### PROBLEMS TO WORK ON
- 1) In the post on Rust thread safety, why can a RefCell be sent safely between threads even though it uses non-atomic reference counting? Answer in one to three sentences.
- 2) Answer these questions from the post on Rust thread safety:
(a) What two things does the post limit thread safety to mean?
(b) What line of code does a struct with only Sync fields use to opt out of being Sync?
(c) Besides Rc, which type does the post name as an exception to Send because, although it owns its data, it isn't valid from other threads?
- 3) Continue the post on Rust thread safety, picking up after its final sentence.

### SOURCE
Begin

How Rust Achieves Thread Safety

In every talk I have given till now, the question "how does Rust achieve thread safety?" has invariably come up1. I usually just give an overview, but this provides a more comprehensive explanation for those who are interested

See also: Huon's blog post on the same topic

1

So much that I added bonus slides about thread safety to the end of my deck, and of course I ended up using them at the talk I gave recently

In my previous post I touched a bit on the Copy trait. There are other such "marker" traits in the standard library, and the ones relevant to this discussion are Send and Sync. I recommend reading that post if you're not familiar with Rust wrapper types like RefCell and Rc, since I'll be using them as examples throughout this post; but the concepts explained here are largely independent.

For the purposes of this post, I'll restrict thread safety to mean no data races or cross-thread dangling pointers. Rust doesn't aim to solve race conditions. However, there are projects which utilize the type system to provide some form of extra safety, for example rust- sessions attempts to provide protocol safety using session types.

These traits are auto-implemented using a feature called "opt in builtin traits". So, for example, if struct Foo contains only Sync fields, it will also be Sync, unless we explicitly opt out using impl !Sync for Foo {}. Similarly, if struct Foo contains at least one non-Sync type, it will not be Sync either, unless it explicitly opts in (unsafe impl Sync for Foo {})

This means that, for example, a Sender for a Send type is itself Send, but a Sender for a non-Send type will not be Send. This pattern is quite powerful; it lets one use channels with non-threadsafe data in a single-threaded context without requiring a separate "single threaded" channel abstraction.

At the same time, structs like Rc and RefCell which contain Send/Sync fields have explicitly opted out of one or more of these because the invariants they rely on do not hold in threaded situations.

It's actually possible to design your own library with comparable thread safety guarantees outside of the compiler — while these marker traits are specially treated by the compiler, the special treatment is not necessary for their working. Any two opt-in builtin traits could be used here.

Send and Sync have slightly differing meanings, but are very intertwined.

Send types can be moved between threads without an issue. It answers the question "if this variable were moved to another thread, would it still be valid for use?". Most objects which completely own their contained data qualify here. Notably, Rc doesn't (since it is shared ownership). Another exception is LocalKey, which does own its data but isn't valid from other threads. Borrowed data does qualify to be Send, but in most cases it can't be sent across threads due to a constraint that will be touched upon later.

Even though types like RefCell use non-atomic reference counting, it can be sent safely between threads because this is a transfer of ownership (a move). Sending a RefCell to another thread will be a move and will make it unusable from the original thread; so this is fine.

Sync, on the other hand, is about synchronous access. It answers the question: "if multiple threads were all trying to access this data, would it be safe?". Types like Mutex and other lock/atomic based types implement this, along with primitive types. Things containing pointers generally are not Sync.

End

### RECORDED INFORMATION
Begin

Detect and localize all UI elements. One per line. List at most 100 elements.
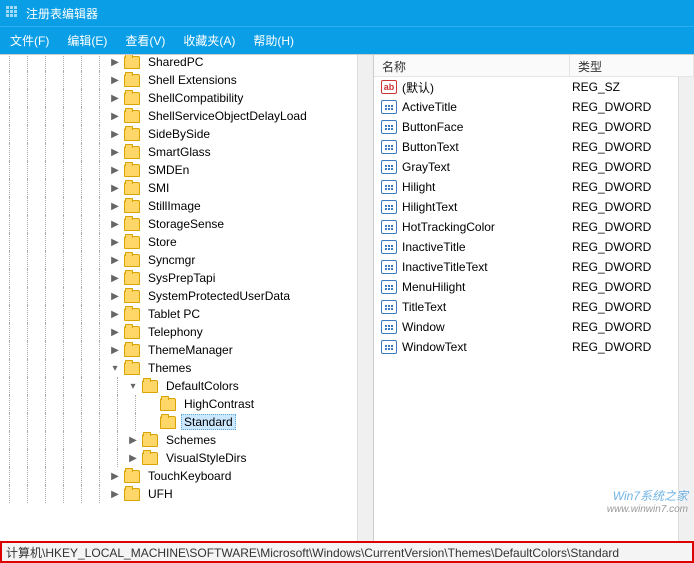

End

### ANSWERS FOR THE TASKS
- 1) Sending a RefCell to another thread is a transfer of ownership, a move. After the move, the RefCell can no longer be used from the original thread, so sending it is safe.

- 2)
(a) No data races and no cross-thread dangling pointers.
(b) impl !Sync for Foo {}
(c) LocalKey.

- 3)
Sync is sort of a crutch to Send; it helps make other types Send when sharing is involved. For example, &T and Arc<T> are only Send when the inner data is Sync (there's an additional Send bound in the case of Arc<T>). In words, stuff that has shared/borrowed ownership can be sent to another thread if the shared/borrowed data is synchronous-safe.

RefCell, while Send, is not Sync because of the non atomic reference counting.

Bringing it together, the gatekeeper for all this is thread::spawn(). It has the signature

pub fn spawn<F, T>(f: F) -> JoinHandle<T> where F: FnOnce() -> T, F: Send + 'static, T: Send + 'static

Admittedly, this is confusing/noisy, partially because it's allowed to return a value, and also because it returns a handle from which we can block on a thread join. We can conjure a simpler spawn API for our needs though:

pub fn spawn<F>(f: F) where F: FnOnce(), F: Send + 'static

which can be called like:

let mut x = vec![1,2,3,4];

// `move` instructs the closure to move out of its environment
thread::spawn(move || {
   x.push(1);

});

// x is not accessible here since it was moved

In words, spawn() will take a callable (usually a closure) that will be called once, and contains data which is Send and 'static. Here, 'static just means that there is no borrowed data contained in the closure. This is the aforementioned constraint that prevents the sharing of borrowed data across threads; without it we would be able to send a borrowed pointer to a thread that could easily outlive the borrow, causing safety issues.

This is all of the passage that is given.